### Aim
Write out, precisely and in full, each line of the material.

### Exercise data
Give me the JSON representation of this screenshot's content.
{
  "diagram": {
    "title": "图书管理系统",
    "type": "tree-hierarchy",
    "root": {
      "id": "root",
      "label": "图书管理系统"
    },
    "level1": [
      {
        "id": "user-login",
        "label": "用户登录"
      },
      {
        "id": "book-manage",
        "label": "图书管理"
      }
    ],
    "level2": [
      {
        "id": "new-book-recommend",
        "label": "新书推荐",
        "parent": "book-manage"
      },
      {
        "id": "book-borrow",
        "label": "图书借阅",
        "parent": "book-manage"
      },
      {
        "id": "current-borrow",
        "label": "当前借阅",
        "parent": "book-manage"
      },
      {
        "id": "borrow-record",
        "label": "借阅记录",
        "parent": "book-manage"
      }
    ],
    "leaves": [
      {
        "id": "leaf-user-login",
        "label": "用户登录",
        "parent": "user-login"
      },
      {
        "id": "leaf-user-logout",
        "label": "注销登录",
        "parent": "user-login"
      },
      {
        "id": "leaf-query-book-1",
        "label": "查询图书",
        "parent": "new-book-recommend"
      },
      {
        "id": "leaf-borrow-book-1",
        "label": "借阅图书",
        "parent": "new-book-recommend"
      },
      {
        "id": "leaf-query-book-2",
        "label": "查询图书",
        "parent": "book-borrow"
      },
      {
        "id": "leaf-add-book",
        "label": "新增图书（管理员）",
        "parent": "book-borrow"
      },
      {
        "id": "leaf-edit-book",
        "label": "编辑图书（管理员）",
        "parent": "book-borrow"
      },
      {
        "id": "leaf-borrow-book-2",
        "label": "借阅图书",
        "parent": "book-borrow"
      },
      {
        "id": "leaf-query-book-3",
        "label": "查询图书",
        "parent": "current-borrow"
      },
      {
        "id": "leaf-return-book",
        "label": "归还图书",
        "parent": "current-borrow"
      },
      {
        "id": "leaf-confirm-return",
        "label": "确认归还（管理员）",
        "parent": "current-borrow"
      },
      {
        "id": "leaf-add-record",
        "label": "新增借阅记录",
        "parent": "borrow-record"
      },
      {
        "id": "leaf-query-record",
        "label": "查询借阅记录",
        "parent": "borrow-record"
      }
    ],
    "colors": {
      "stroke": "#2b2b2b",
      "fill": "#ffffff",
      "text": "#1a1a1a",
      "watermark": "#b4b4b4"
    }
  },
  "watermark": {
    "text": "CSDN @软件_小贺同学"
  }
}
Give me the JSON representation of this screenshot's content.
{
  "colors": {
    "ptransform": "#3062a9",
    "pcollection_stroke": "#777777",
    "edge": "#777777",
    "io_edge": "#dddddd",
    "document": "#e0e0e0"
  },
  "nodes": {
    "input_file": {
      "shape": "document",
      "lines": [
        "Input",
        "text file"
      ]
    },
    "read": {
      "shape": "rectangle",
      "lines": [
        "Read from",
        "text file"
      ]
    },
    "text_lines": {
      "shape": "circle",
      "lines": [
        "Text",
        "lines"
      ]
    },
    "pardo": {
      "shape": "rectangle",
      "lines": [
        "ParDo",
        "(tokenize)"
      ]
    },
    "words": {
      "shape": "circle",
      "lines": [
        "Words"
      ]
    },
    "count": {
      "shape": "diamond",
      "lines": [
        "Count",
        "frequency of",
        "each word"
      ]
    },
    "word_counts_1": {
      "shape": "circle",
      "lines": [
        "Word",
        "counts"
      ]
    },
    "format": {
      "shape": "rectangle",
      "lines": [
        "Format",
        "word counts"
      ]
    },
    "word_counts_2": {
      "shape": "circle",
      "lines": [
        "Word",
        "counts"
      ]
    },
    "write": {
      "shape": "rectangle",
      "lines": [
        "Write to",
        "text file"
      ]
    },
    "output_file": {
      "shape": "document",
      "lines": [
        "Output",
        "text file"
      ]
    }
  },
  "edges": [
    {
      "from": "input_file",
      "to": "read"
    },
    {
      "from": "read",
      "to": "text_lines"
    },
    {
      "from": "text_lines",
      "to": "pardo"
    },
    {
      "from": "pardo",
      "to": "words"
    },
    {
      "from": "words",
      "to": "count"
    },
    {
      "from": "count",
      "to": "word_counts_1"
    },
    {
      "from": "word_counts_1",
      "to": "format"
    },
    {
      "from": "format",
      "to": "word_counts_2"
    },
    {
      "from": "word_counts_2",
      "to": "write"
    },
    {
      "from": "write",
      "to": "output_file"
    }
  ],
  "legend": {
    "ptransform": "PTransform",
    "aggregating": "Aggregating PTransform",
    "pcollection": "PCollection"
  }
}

### Solution to this task
Give me the JSON representation of this screenshot's content.
{
  "diagram": {
    "title": "图书管理系统",
    "type": "tree-hierarchy",
    "root": {
      "id": "root",
      "label": "图书管理系统"
    },
    "level1": [
      {
        "id": "user-login",
        "label": "用户登录"
      },
      {
        "id": "book-manage",
        "label": "图书管理"
      }
    ],
    "level2": [
      {
        "id": "new-book-recommend",
        "label": "新书推荐",
        "parent": "book-manage"
      },
      {
        "id": "book-borrow",
        "label": "图书借阅",
        "parent": "book-manage"
      },
      {
        "id": "current-borrow",
        "label": "当前借阅",
        "parent": "book-manage"
      },
      {
        "id": "borrow-record",
        "label": "借阅记录",
        "parent": "book-manage"
      }
    ],
    "leaves": [
      {
        "id": "leaf-user-login",
        "label": "用户登录",
        "parent": "user-login"
      },
      {
        "id": "leaf-user-logout",
        "label": "注销登录",
        "parent": "user-login"
      },
      {
        "id": "leaf-query-book-1",
        "label": "查询图书",
        "parent": "new-book-recommend"
      },
      {
        "id": "leaf-borrow-book-1",
        "label": "借阅图书",
        "parent": "new-book-recommend"
      },
      {
        "id": "leaf-query-book-2",
        "label": "查询图书",
        "parent": "book-borrow"
      },
      {
        "id": "leaf-add-book",
        "label": "新增图书（管理员）",
        "parent": "book-borrow"
      },
      {
        "id": "leaf-edit-book",
        "label": "编辑图书（管理员）",
        "parent": "book-borrow"
      },
      {
        "id": "leaf-borrow-book-2",
        "label": "借阅图书",
        "parent": "book-borrow"
      },
      {
        "id": "leaf-query-book-3",
        "label": "查询图书",
        "parent": "current-borrow"
      },
      {
        "id": "leaf-return-book",
        "label": "归还图书",
        "parent": "current-borrow"
      },
      {
        "id": "leaf-confirm-return",
        "label": "确认归还（管理员）",
        "parent": "current-borrow"
      },
      {
        "id": "leaf-add-record",
        "label": "新增借阅记录",
        "parent": "borrow-record"
      },
      {
        "id": "leaf-query-record",
        "label": "查询借阅记录",
        "parent": "borrow-record"
      }
    ],
    "colors": {
      "stroke": "#2b2b2b",
      "fill": "#ffffff",
      "text": "#1a1a1a",
      "watermark": "#b4b4b4"
    }
  },
  "watermark": {
    "text": "CSDN @软件_小贺同学"
  }
}
Give me the JSON representation of this screenshot's content.
{
  "colors": {
    "ptransform": "#3062a9",
    "pcollection_stroke": "#777777",
    "edge": "#777777",
    "io_edge": "#dddddd",
    "document": "#e0e0e0"
  },
  "nodes": {
    "input_file": {
      "shape": "document",
      "lines": [
        "Input",
        "text file"
      ]
    },
    "read": {
      "shape": "rectangle",
      "lines": [
        "Read from",
        "text file"
      ]
    },
    "text_lines": {
      "shape": "circle",
      "lines": [
        "Text",
        "lines"
      ]
    },
    "pardo": {
      "shape": "rectangle",
      "lines": [
        "ParDo",
        "(tokenize)"
      ]
    },
    "words": {
      "shape": "circle",
      "lines": [
        "Words"
      ]
    },
    "count": {
      "shape": "diamond",
      "lines": [
        "Count",
        "frequency of",
        "each word"
      ]
    },
    "word_counts_1": {
      "shape": "circle",
      "lines": [
        "Word",
        "counts"
      ]
    },
    "format": {
      "shape": "rectangle",
      "lines": [
        "Format",
        "word counts"
      ]
    },
    "word_counts_2": {
      "shape": "circle",
      "lines": [
        "Word",
        "counts"
      ]
    },
    "write": {
      "shape": "rectangle",
      "lines": [
        "Write to",
        "text file"
      ]
    },
    "output_file": {
      "shape": "document",
      "lines": [
        "Output",
        "text file"
      ]
    }
  },
  "edges": [
    {
      "from": "input_file",
      "to": "read"
    },
    {
      "from": "read",
      "to": "text_lines"
    },
    {
      "from": "text_lines",
      "to": "pardo"
    },
    {
      "from": "pardo",
      "to": "words"
    },
    {
      "from": "words",
      "to": "count"
    },
    {
      "from": "count",
      "to": "word_counts_1"
    },
    {
      "from": "word_counts_1",
      "to": "format"
    },
    {
      "from": "format",
      "to": "word_counts_2"
    },
    {
      "from": "word_counts_2",
      "to": "write"
    },
    {
      "from": "write",
      "to": "output_file"
    }
  ],
  "legend": {
    "ptransform": "PTransform",
    "aggregating": "Aggregating PTransform",
    "pcollection": "PCollection"
  }
}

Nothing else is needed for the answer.